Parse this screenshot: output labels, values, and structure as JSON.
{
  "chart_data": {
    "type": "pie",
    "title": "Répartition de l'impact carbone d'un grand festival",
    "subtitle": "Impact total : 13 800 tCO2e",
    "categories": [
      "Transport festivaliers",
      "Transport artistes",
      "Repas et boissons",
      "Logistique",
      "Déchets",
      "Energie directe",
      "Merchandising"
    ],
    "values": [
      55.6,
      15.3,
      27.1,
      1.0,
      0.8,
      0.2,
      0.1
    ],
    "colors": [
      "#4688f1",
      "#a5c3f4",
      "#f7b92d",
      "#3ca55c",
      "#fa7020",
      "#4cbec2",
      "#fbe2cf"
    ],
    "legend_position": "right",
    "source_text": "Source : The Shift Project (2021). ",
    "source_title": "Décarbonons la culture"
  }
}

GIVEN PROBLEM: Write down all the entries again without a single difference.

COMPLETE ANSWER:
Parse this screenshot: output labels, values, and structure as JSON.
{
  "chart_data": {
    "type": "pie",
    "title": "Répartition de l'impact carbone d'un grand festival",
    "subtitle": "Impact total : 13 800 tCO2e",
    "categories": [
      "Transport festivaliers",
      "Transport artistes",
      "Repas et boissons",
      "Logistique",
      "Déchets",
      "Energie directe",
      "Merchandising"
    ],
    "values": [
      55.6,
      15.3,
      27.1,
      1.0,
      0.8,
      0.2,
      0.1
    ],
    "colors": [
      "#4688f1",
      "#a5c3f4",
      "#f7b92d",
      "#3ca55c",
      "#fa7020",
      "#4cbec2",
      "#fbe2cf"
    ],
    "legend_position": "right",
    "source_text": "Source : The Shift Project (2021). ",
    "source_title": "Décarbonons la culture"
  }
}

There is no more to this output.